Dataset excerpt
** Begin **

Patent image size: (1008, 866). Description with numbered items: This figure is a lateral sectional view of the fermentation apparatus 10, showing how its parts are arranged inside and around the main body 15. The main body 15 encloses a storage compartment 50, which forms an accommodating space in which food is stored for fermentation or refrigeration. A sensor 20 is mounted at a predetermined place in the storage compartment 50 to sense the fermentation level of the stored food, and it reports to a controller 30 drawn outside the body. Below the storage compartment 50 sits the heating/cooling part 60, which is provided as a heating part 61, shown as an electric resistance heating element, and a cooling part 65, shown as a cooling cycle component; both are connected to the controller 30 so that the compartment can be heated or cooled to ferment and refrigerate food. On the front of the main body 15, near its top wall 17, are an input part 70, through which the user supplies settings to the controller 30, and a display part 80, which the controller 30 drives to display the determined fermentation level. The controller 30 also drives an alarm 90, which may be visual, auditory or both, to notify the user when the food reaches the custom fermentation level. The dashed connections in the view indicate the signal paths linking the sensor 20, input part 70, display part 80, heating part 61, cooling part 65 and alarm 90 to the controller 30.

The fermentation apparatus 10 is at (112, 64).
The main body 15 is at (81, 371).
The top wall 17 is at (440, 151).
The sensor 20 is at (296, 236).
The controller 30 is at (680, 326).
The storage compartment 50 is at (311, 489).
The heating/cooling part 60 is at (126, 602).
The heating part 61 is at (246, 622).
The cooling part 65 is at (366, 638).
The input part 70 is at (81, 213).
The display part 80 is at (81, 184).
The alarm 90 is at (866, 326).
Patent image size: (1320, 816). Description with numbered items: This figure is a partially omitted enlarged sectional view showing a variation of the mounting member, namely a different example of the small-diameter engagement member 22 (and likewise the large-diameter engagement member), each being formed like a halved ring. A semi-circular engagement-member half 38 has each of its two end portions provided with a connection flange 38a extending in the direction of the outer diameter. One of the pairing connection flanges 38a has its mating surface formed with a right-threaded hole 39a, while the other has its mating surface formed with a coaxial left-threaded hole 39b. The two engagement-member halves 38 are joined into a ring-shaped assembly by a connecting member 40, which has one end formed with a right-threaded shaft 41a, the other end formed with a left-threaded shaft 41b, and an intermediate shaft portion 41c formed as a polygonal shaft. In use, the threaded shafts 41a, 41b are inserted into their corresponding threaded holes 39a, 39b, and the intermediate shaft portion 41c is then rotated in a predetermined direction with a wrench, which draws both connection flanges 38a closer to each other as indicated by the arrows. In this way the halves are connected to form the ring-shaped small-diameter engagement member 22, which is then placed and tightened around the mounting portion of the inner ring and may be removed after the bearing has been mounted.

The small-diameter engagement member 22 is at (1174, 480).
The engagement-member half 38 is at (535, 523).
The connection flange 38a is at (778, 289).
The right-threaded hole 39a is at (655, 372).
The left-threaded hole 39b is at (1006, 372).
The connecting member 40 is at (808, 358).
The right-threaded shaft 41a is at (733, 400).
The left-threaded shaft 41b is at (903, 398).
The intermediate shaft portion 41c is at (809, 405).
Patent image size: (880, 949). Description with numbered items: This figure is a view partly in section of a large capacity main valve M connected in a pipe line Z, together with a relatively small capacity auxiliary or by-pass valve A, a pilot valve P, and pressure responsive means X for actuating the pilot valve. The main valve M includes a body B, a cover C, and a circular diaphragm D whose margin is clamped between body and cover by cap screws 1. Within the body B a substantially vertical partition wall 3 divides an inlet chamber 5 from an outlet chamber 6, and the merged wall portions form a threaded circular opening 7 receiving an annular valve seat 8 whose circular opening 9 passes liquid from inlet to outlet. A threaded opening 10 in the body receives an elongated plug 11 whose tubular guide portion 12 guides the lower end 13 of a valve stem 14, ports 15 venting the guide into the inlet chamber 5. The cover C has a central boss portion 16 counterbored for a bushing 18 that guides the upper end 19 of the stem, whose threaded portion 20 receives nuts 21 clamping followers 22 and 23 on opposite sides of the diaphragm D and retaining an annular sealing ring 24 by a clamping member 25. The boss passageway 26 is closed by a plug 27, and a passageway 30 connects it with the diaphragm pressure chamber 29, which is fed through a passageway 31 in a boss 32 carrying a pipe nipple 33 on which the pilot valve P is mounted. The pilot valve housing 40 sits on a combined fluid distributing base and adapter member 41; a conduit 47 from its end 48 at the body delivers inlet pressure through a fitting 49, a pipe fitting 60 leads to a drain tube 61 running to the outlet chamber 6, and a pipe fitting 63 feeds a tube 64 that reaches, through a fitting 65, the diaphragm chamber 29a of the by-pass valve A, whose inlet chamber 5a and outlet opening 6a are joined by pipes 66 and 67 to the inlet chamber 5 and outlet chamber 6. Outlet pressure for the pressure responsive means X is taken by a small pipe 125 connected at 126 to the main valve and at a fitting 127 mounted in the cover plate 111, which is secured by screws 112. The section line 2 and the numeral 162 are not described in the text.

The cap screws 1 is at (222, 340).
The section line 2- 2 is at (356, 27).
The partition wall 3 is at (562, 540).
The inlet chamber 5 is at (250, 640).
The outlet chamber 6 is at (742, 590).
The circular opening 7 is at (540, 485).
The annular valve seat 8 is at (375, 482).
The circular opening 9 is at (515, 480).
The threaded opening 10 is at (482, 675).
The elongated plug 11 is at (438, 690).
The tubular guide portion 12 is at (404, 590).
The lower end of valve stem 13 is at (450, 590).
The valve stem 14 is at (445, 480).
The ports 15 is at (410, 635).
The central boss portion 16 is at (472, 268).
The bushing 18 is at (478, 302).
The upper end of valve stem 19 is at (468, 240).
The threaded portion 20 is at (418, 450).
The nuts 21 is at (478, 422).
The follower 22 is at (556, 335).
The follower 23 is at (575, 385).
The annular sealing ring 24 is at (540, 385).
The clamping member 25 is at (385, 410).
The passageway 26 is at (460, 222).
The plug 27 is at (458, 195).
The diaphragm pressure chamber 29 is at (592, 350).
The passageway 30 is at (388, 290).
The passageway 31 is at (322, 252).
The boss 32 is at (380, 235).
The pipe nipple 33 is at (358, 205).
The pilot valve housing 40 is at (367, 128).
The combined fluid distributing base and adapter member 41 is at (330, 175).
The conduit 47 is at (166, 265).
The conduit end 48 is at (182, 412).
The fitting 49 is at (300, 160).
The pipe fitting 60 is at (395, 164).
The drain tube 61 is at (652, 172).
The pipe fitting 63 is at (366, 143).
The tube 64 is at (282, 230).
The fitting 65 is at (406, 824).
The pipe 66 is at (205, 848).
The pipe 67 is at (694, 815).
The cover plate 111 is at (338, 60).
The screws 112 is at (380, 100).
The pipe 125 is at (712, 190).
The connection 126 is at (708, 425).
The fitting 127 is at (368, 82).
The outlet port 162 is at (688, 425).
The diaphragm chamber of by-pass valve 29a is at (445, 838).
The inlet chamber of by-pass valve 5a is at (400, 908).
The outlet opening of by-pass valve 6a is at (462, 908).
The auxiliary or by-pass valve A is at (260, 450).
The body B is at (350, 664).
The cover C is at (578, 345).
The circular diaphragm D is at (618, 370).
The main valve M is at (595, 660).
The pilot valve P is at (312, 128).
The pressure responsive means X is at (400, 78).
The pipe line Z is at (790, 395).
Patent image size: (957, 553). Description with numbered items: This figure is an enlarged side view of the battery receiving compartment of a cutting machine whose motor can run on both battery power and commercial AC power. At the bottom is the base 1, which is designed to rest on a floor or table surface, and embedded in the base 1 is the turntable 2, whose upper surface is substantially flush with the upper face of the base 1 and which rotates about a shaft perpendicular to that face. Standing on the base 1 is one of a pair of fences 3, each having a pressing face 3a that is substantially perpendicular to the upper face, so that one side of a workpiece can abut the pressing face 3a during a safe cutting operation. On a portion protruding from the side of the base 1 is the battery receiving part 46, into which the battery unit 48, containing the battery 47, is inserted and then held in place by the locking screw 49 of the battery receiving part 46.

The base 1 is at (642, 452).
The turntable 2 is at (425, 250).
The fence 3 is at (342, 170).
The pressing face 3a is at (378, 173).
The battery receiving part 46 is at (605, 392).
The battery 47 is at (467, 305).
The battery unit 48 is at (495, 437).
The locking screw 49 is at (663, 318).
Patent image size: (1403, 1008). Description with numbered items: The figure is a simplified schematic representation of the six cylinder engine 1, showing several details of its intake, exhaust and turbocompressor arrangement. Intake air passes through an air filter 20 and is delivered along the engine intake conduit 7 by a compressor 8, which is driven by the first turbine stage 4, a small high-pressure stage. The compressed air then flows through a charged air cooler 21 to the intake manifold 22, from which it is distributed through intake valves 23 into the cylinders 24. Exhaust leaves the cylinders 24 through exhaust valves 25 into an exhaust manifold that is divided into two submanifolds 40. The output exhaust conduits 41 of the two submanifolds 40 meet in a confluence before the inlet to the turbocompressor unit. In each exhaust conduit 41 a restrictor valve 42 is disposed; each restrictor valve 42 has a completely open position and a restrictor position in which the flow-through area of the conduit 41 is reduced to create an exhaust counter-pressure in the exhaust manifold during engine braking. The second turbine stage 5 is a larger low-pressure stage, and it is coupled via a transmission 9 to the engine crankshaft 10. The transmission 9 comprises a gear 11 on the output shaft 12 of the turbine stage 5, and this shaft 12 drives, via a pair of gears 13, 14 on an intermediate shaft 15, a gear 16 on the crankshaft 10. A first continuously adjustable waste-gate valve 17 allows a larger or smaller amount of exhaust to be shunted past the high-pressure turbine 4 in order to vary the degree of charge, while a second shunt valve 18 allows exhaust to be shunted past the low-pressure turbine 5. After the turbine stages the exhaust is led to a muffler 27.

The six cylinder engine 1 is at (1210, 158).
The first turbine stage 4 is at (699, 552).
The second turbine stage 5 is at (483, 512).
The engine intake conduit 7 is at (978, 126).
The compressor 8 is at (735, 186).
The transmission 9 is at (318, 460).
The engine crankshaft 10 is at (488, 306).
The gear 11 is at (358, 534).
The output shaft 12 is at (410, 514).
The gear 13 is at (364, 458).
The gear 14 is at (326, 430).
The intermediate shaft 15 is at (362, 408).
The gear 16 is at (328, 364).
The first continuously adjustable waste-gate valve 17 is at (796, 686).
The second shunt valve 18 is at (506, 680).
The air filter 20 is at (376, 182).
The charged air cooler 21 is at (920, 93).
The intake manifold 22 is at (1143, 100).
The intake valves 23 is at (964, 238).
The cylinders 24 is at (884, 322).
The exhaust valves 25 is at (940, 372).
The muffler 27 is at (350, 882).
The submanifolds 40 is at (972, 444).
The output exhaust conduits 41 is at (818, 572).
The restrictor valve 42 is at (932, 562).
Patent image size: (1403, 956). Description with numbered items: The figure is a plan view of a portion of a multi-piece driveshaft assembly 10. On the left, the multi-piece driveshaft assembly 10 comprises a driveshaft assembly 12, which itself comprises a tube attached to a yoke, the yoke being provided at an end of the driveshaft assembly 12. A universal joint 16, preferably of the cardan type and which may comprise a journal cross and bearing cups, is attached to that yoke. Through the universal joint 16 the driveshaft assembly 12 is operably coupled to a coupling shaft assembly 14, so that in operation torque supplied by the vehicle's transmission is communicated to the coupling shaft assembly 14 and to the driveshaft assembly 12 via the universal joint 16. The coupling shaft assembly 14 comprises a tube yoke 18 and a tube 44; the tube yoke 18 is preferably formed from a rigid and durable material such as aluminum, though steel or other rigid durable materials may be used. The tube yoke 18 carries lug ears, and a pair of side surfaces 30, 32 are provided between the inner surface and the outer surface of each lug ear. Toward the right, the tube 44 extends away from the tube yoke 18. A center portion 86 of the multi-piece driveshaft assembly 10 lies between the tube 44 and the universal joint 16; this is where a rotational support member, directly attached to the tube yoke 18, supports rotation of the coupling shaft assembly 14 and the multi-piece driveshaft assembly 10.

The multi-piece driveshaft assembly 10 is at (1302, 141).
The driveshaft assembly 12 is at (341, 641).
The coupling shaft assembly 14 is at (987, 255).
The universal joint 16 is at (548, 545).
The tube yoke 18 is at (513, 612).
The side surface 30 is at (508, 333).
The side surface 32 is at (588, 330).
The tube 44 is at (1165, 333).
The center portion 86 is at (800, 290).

** End **

§ Work instructions
Rewrite the data from the line with "Patent image size: (957, 553)." to the line with "The fence 3 is at (342, 170).", swapping "compartment" for "housing" and leaving everything else as it is.

§ Response to this task
Patent image size: (957, 553). Description with numbered items: This figure is an enlarged side view of the battery receiving housing of a cutting machine whose motor can run on both battery power and commercial AC power. At the bottom is the base 1, which is designed to rest on a floor or table surface, and embedded in the base 1 is the turntable 2, whose upper surface is substantially flush with the upper face of the base 1 and which rotates about a shaft perpendicular to that face. Standing on the base 1 is one of a pair of fences 3, each having a pressing face 3a that is substantially perpendicular to the upper face, so that one side of a workpiece can abut the pressing face 3a during a safe cutting operation. On a portion protruding from the side of the base 1 is the battery receiving part 46, into which the battery unit 48, containing the battery 47, is inserted and then held in place by the locking screw 49 of the battery receiving part 46.

The base 1 is at (642, 452).
The turntable 2 is at (425, 250).
The fence 3 is at (342, 170).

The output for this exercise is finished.